▶ DATA SHOWN
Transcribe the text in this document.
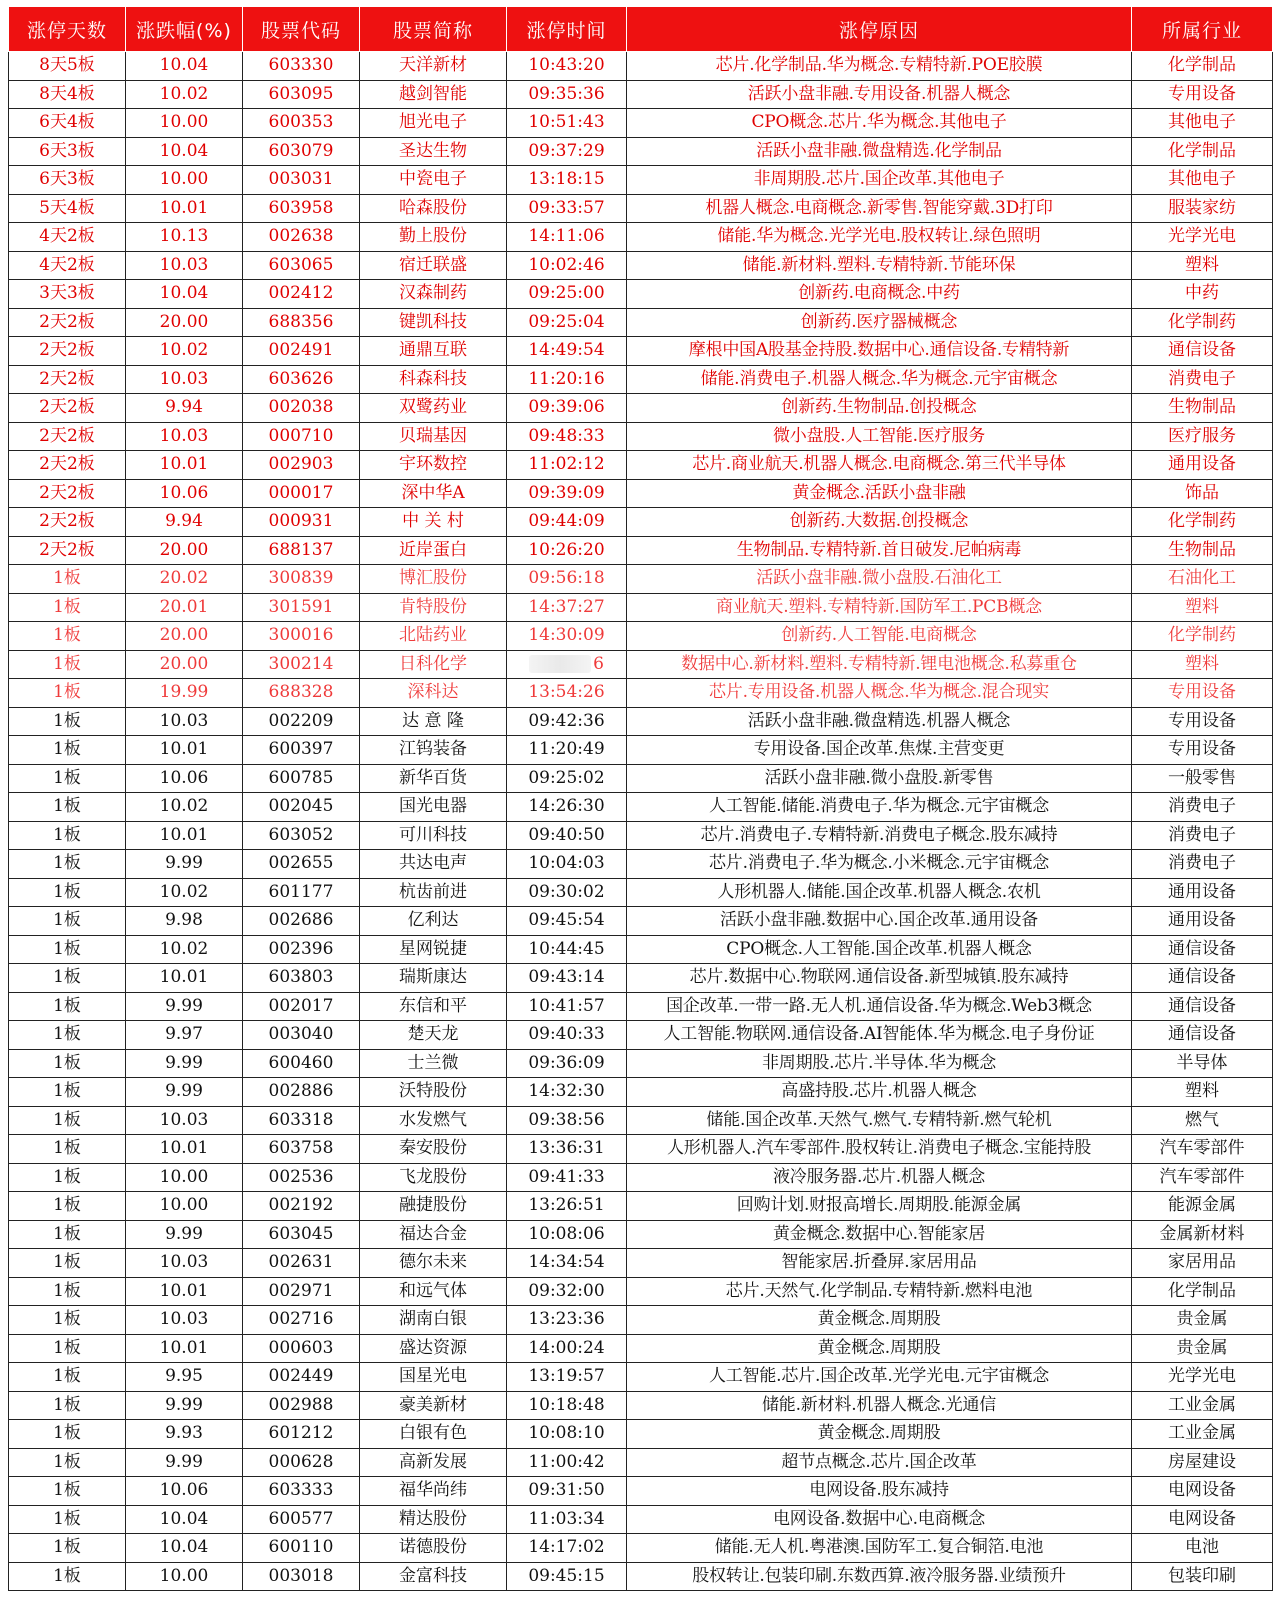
涨停天数	涨跌幅(%)	股票代码	股票简称	涨停时间	涨停原因	所属行业
8天5板	10.04	603330	天洋新材	10:43:20	芯片.化学制品.华为概念.专精特新.POE胶膜	化学制品
8天4板	10.02	603095	越剑智能	09:35:36	活跃小盘非融.专用设备.机器人概念	专用设备
6天4板	10.00	600353	旭光电子	10:51:43	CPO概念.芯片.华为概念.其他电子	其他电子
6天3板	10.04	603079	圣达生物	09:37:29	活跃小盘非融.微盘精选.化学制品	化学制品
6天3板	10.00	003031	中瓷电子	13:18:15	非周期股.芯片.国企改革.其他电子	其他电子
5天4板	10.01	603958	哈森股份	09:33:57	机器人概念.电商概念.新零售.智能穿戴.3D打印	服装家纺
4天2板	10.13	002638	勤上股份	14:11:06	储能.华为概念.光学光电.股权转让.绿色照明	光学光电
4天2板	10.03	603065	宿迁联盛	10:02:46	储能.新材料.塑料.专精特新.节能环保	塑料
3天3板	10.04	002412	汉森制药	09:25:00	创新药.电商概念.中药	中药
2天2板	20.00	688356	键凯科技	09:25:04	创新药.医疗器械概念	化学制药
2天2板	10.02	002491	通鼎互联	14:49:54	摩根中国A股基金持股.数据中心.通信设备.专精特新	通信设备
2天2板	10.03	603626	科森科技	11:20:16	储能.消费电子.机器人概念.华为概念.元宇宙概念	消费电子
2天2板	9.94	002038	双鹭药业	09:39:06	创新药.生物制品.创投概念	生物制品
2天2板	10.03	000710	贝瑞基因	09:48:33	微小盘股.人工智能.医疗服务	医疗服务
2天2板	10.01	002903	宇环数控	11:02:12	芯片.商业航天.机器人概念.电商概念.第三代半导体	通用设备
2天2板	10.06	000017	深中华A	09:39:09	黄金概念.活跃小盘非融	饰品
2天2板	9.94	000931	中 关 村	09:44:09	创新药.大数据.创投概念	化学制药
2天2板	20.00	688137	近岸蛋白	10:26:20	生物制品.专精特新.首日破发.尼帕病毒	生物制品
1板	20.02	300839	博汇股份	09:56:18	活跃小盘非融.微小盘股.石油化工	石油化工
1板	20.01	301591	肯特股份	14:37:27	商业航天.塑料.专精特新.国防军工.PCB概念	塑料
1板	20.00	300016	北陆药业	14:30:09	创新药.人工智能.电商概念	化学制药
1板	20.00	300214	日科化学	6	数据中心.新材料.塑料.专精特新.锂电池概念.私募重仓	塑料
1板	19.99	688328	深科达	13:54:26	芯片.专用设备.机器人概念.华为概念.混合现实	专用设备
1板	10.03	002209	达 意 隆	09:42:36	活跃小盘非融.微盘精选.机器人概念	专用设备
1板	10.01	600397	江钨装备	11:20:49	专用设备.国企改革.焦煤.主营变更	专用设备
1板	10.06	600785	新华百货	09:25:02	活跃小盘非融.微小盘股.新零售	一般零售
1板	10.02	002045	国光电器	14:26:30	人工智能.储能.消费电子.华为概念.元宇宙概念	消费电子
1板	10.01	603052	可川科技	09:40:50	芯片.消费电子.专精特新.消费电子概念.股东减持	消费电子
1板	9.99	002655	共达电声	10:04:03	芯片.消费电子.华为概念.小米概念.元宇宙概念	消费电子
1板	10.02	601177	杭齿前进	09:30:02	人形机器人.储能.国企改革.机器人概念.农机	通用设备
1板	9.98	002686	亿利达	09:45:54	活跃小盘非融.数据中心.国企改革.通用设备	通用设备
1板	10.02	002396	星网锐捷	10:44:45	CPO概念.人工智能.国企改革.机器人概念	通信设备
1板	10.01	603803	瑞斯康达	09:43:14	芯片.数据中心.物联网.通信设备.新型城镇.股东减持	通信设备
1板	9.99	002017	东信和平	10:41:57	国企改革.一带一路.无人机.通信设备.华为概念.Web3概念	通信设备
1板	9.97	003040	楚天龙	09:40:33	人工智能.物联网.通信设备.AI智能体.华为概念.电子身份证	通信设备
1板	9.99	600460	士兰微	09:36:09	非周期股.芯片.半导体.华为概念	半导体
1板	9.99	002886	沃特股份	14:32:30	高盛持股.芯片.机器人概念	塑料
1板	10.03	603318	水发燃气	09:38:56	储能.国企改革.天然气.燃气.专精特新.燃气轮机	燃气
1板	10.01	603758	秦安股份	13:36:31	人形机器人.汽车零部件.股权转让.消费电子概念.宝能持股	汽车零部件
1板	10.00	002536	飞龙股份	09:41:33	液冷服务器.芯片.机器人概念	汽车零部件
1板	10.00	002192	融捷股份	13:26:51	回购计划.财报高增长.周期股.能源金属	能源金属
1板	9.99	603045	福达合金	10:08:06	黄金概念.数据中心.智能家居	金属新材料
1板	10.03	002631	德尔未来	14:34:54	智能家居.折叠屏.家居用品	家居用品
1板	10.01	002971	和远气体	09:32:00	芯片.天然气.化学制品.专精特新.燃料电池	化学制品
1板	10.03	002716	湖南白银	13:23:36	黄金概念.周期股	贵金属
1板	10.01	000603	盛达资源	14:00:24	黄金概念.周期股	贵金属
1板	9.95	002449	国星光电	13:19:57	人工智能.芯片.国企改革.光学光电.元宇宙概念	光学光电
1板	9.99	002988	豪美新材	10:18:48	储能.新材料.机器人概念.光通信	工业金属
1板	9.93	601212	白银有色	10:08:10	黄金概念.周期股	工业金属
1板	9.99	000628	高新发展	11:00:42	超节点概念.芯片.国企改革	房屋建设
1板	10.06	603333	福华尚纬	09:31:50	电网设备.股东减持	电网设备
1板	10.04	600577	精达股份	11:03:34	电网设备.数据中心.电商概念	电网设备
1板	10.04	600110	诺德股份	14:17:02	储能.无人机.粤港澳.国防军工.复合铜箔.电池	电池
1板	10.00	003018	金富科技	09:45:15	股权转让.包装印刷.东数西算.液冷服务器.业绩预升	包装印刷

▶ EXERCISE INSTRUCTIONS
Pictures appear in the records above. Output everything except them, exactly.

▶ SOLUTION
Transcribe the text in this document.
涨停天数	涨跌幅(%)	股票代码	股票简称	涨停时间	涨停原因	所属行业
8天5板	10.04	603330	天洋新材	10:43:20	芯片.化学制品.华为概念.专精特新.POE胶膜	化学制品
8天4板	10.02	603095	越剑智能	09:35:36	活跃小盘非融.专用设备.机器人概念	专用设备
6天4板	10.00	600353	旭光电子	10:51:43	CPO概念.芯片.华为概念.其他电子	其他电子
6天3板	10.04	603079	圣达生物	09:37:29	活跃小盘非融.微盘精选.化学制品	化学制品
6天3板	10.00	003031	中瓷电子	13:18:15	非周期股.芯片.国企改革.其他电子	其他电子
5天4板	10.01	603958	哈森股份	09:33:57	机器人概念.电商概念.新零售.智能穿戴.3D打印	服装家纺
4天2板	10.13	002638	勤上股份	14:11:06	储能.华为概念.光学光电.股权转让.绿色照明	光学光电
4天2板	10.03	603065	宿迁联盛	10:02:46	储能.新材料.塑料.专精特新.节能环保	塑料
3天3板	10.04	002412	汉森制药	09:25:00	创新药.电商概念.中药	中药
2天2板	20.00	688356	键凯科技	09:25:04	创新药.医疗器械概念	化学制药
2天2板	10.02	002491	通鼎互联	14:49:54	摩根中国A股基金持股.数据中心.通信设备.专精特新	通信设备
2天2板	10.03	603626	科森科技	11:20:16	储能.消费电子.机器人概念.华为概念.元宇宙概念	消费电子
2天2板	9.94	002038	双鹭药业	09:39:06	创新药.生物制品.创投概念	生物制品
2天2板	10.03	000710	贝瑞基因	09:48:33	微小盘股.人工智能.医疗服务	医疗服务
2天2板	10.01	002903	宇环数控	11:02:12	芯片.商业航天.机器人概念.电商概念.第三代半导体	通用设备
2天2板	10.06	000017	深中华A	09:39:09	黄金概念.活跃小盘非融	饰品
2天2板	9.94	000931	中 关 村	09:44:09	创新药.大数据.创投概念	化学制药
2天2板	20.00	688137	近岸蛋白	10:26:20	生物制品.专精特新.首日破发.尼帕病毒	生物制品
1板	20.02	300839	博汇股份	09:56:18	活跃小盘非融.微小盘股.石油化工	石油化工
1板	20.01	301591	肯特股份	14:37:27	商业航天.塑料.专精特新.国防军工.PCB概念	塑料
1板	20.00	300016	北陆药业	14:30:09	创新药.人工智能.电商概念	化学制药
1板	20.00	300214	日科化学	6	数据中心.新材料.塑料.专精特新.锂电池概念.私募重仓	塑料
1板	19.99	688328	深科达	13:54:26	芯片.专用设备.机器人概念.华为概念.混合现实	专用设备
1板	10.03	002209	达 意 隆	09:42:36	活跃小盘非融.微盘精选.机器人概念	专用设备
1板	10.01	600397	江钨装备	11:20:49	专用设备.国企改革.焦煤.主营变更	专用设备
1板	10.06	600785	新华百货	09:25:02	活跃小盘非融.微小盘股.新零售	一般零售
1板	10.02	002045	国光电器	14:26:30	人工智能.储能.消费电子.华为概念.元宇宙概念	消费电子
1板	10.01	603052	可川科技	09:40:50	芯片.消费电子.专精特新.消费电子概念.股东减持	消费电子
1板	9.99	002655	共达电声	10:04:03	芯片.消费电子.华为概念.小米概念.元宇宙概念	消费电子
1板	10.02	601177	杭齿前进	09:30:02	人形机器人.储能.国企改革.机器人概念.农机	通用设备
1板	9.98	002686	亿利达	09:45:54	活跃小盘非融.数据中心.国企改革.通用设备	通用设备
1板	10.02	002396	星网锐捷	10:44:45	CPO概念.人工智能.国企改革.机器人概念	通信设备
1板	10.01	603803	瑞斯康达	09:43:14	芯片.数据中心.物联网.通信设备.新型城镇.股东减持	通信设备
1板	9.99	002017	东信和平	10:41:57	国企改革.一带一路.无人机.通信设备.华为概念.Web3概念	通信设备
1板	9.97	003040	楚天龙	09:40:33	人工智能.物联网.通信设备.AI智能体.华为概念.电子身份证	通信设备
1板	9.99	600460	士兰微	09:36:09	非周期股.芯片.半导体.华为概念	半导体
1板	9.99	002886	沃特股份	14:32:30	高盛持股.芯片.机器人概念	塑料
1板	10.03	603318	水发燃气	09:38:56	储能.国企改革.天然气.燃气.专精特新.燃气轮机	燃气
1板	10.01	603758	秦安股份	13:36:31	人形机器人.汽车零部件.股权转让.消费电子概念.宝能持股	汽车零部件
1板	10.00	002536	飞龙股份	09:41:33	液冷服务器.芯片.机器人概念	汽车零部件
1板	10.00	002192	融捷股份	13:26:51	回购计划.财报高增长.周期股.能源金属	能源金属
1板	9.99	603045	福达合金	10:08:06	黄金概念.数据中心.智能家居	金属新材料
1板	10.03	002631	德尔未来	14:34:54	智能家居.折叠屏.家居用品	家居用品
1板	10.01	002971	和远气体	09:32:00	芯片.天然气.化学制品.专精特新.燃料电池	化学制品
1板	10.03	002716	湖南白银	13:23:36	黄金概念.周期股	贵金属
1板	10.01	000603	盛达资源	14:00:24	黄金概念.周期股	贵金属
1板	9.95	002449	国星光电	13:19:57	人工智能.芯片.国企改革.光学光电.元宇宙概念	光学光电
1板	9.99	002988	豪美新材	10:18:48	储能.新材料.机器人概念.光通信	工业金属
1板	9.93	601212	白银有色	10:08:10	黄金概念.周期股	工业金属
1板	9.99	000628	高新发展	11:00:42	超节点概念.芯片.国企改革	房屋建设
1板	10.06	603333	福华尚纬	09:31:50	电网设备.股东减持	电网设备
1板	10.04	600577	精达股份	11:03:34	电网设备.数据中心.电商概念	电网设备
1板	10.04	600110	诺德股份	14:17:02	储能.无人机.粤港澳.国防军工.复合铜箔.电池	电池
1板	10.00	003018	金富科技	09:45:15	股权转让.包装印刷.东数西算.液冷服务器.业绩预升	包装印刷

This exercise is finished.